EXERCISE TASK A:
Retype the stretch of rows from the line containing "shark-outline-b <box>123 365 324 571</box>" through the line containing "grid-a <box>385 33 967 325</box>", keeping every character as it appears.

PAGE:
"""

The bill would also strengthen children’s privacy protections under the Children’s Online Privacy Protection Act and features a data breach notification provision that sets forth the circumstances under which a covered entity must provide notice to consumers, the FTC, third parties, service providers, and credit reporting agencies of a data security failure. Exemptions exist if the company concludes “there is no reasonable risk of identity theft, fraud, or other unlawful conduct.”
In the House, Reps. Peter Welch (D-Vt.) and Marsha Blackburn (R-Tenn.) introduced the Data Security and Breach Notification Act, the latest proposal in the long line of privacy legislation.
The bill covers entities that “acquire, maintain, store, sell or otherwise use personal information in electronic form” to maintain “reasonable security measures and practices” as appropriate for the size and complexity of the business. A breach would trigger “a reasonable and prompt investigation” to determine the risk that identity theft, economic loss, economic harm, or financial harm could result to consumers.

"""

INFORMATION SHOWN:
"""

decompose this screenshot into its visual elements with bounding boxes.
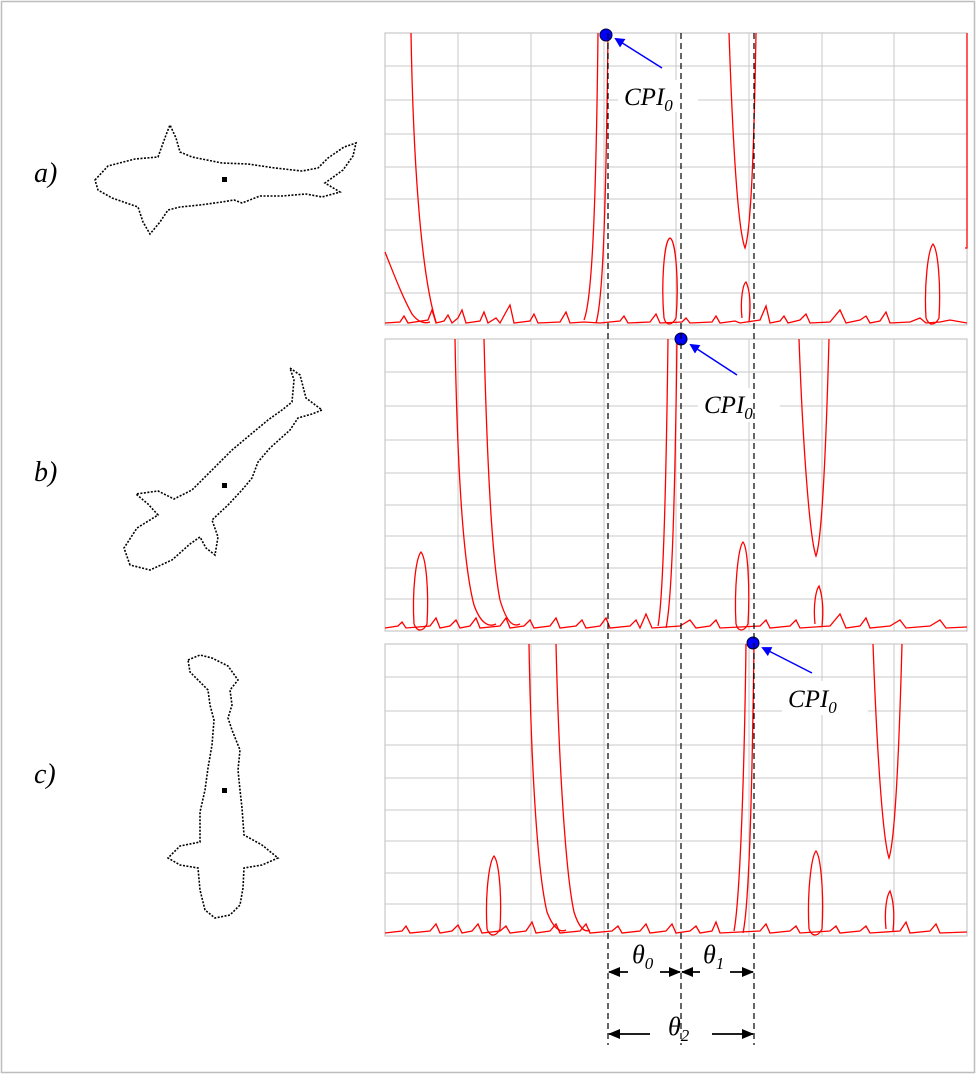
shark-outline-b <box>123 365 324 571</box>
panel-b: b) CPI0 <box>34 332 968 632</box>
theta0-label: θ0 <box>632 940 654 973</box>
shark-centroid-b <box>222 483 227 488</box>
shark-centroid-a <box>222 177 227 182</box>
panel-label-a: a) <box>34 158 57 189</box>
grid-a <box>385 33 967 325</box>
signal-curve-c <box>384 643 968 936</box>
cpi-arrow-c <box>761 647 813 674</box>
cpi-label-a: CPI0 <box>624 84 673 115</box>
panel-c: c) CPI0 <box>34 636 968 937</box>
cpi-label-b: CPI0 <box>704 392 753 423</box>
theta1-label: θ1 <box>703 940 724 973</box>
shark-outline-a <box>94 122 358 236</box>
angle-annotations: θ0 θ1 θ2 <box>608 940 754 1045</box>
shark-centroid-c <box>222 788 227 793</box>
cpi-marker-c <box>746 636 760 650</box>
signal-curve-b <box>384 338 968 631</box>
shark-outline-c <box>166 654 280 919</box>
cpi-marker-a <box>599 28 613 42</box>
cpi-arrow-a <box>614 37 663 69</box>
signal-curve-a <box>384 32 968 325</box>
cpi-label-c: CPI0 <box>788 686 837 717</box>
theta2-label: θ2 <box>668 1012 690 1045</box>
reference-lines <box>607 33 755 1045</box>
panel-label-c: c) <box>34 759 56 790</box>
panel-a: a) CPI <box>34 28 968 326</box>
cpi-arrow-b <box>689 343 738 376</box>
panel-label-b: b) <box>34 457 57 488</box>
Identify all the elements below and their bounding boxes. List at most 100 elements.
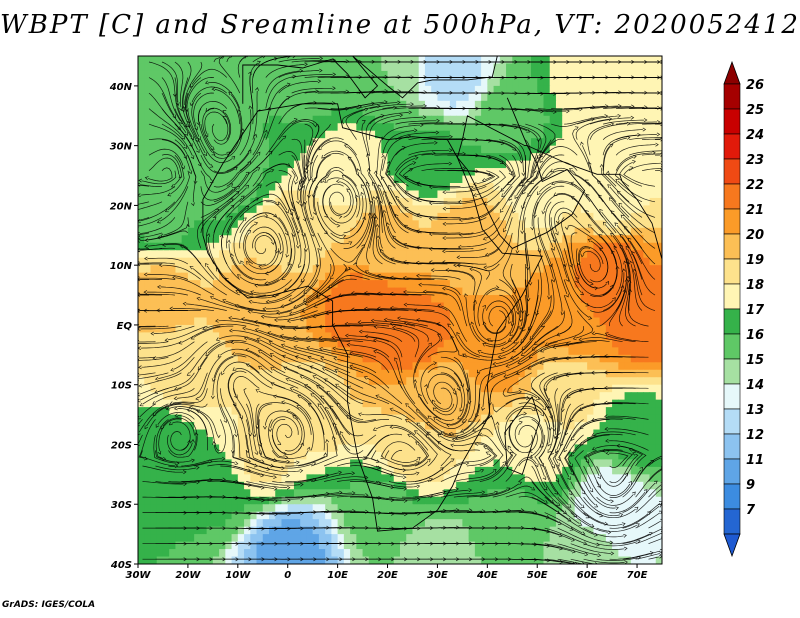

"""

EXERCISE TASK B:
Echo the stretch of the passage on breach notification bills from "The bill covers" through "result to consumers.", word for word.

EXERCISE RESULT A:
shark-outline-b <box>123 365 324 571</box>
panel-b: b) CPI0 <box>34 332 968 632</box>
theta0-label: θ0 <box>632 940 654 973</box>
shark-centroid-b <box>222 483 227 488</box>
shark-centroid-a <box>222 177 227 182</box>
panel-label-a: a) <box>34 158 57 189</box>
grid-a <box>385 33 967 325</box>

EXERCISE RESULT B:
The bill covers entities that “acquire, maintain, store, sell or otherwise use personal information in electronic form” to maintain “reasonable security measures and practices” as appropriate for the size and complexity of the business. A breach would trigger “a reasonable and prompt investigation” to determine the risk that identity theft, economic loss, economic harm, or financial harm could result to consumers.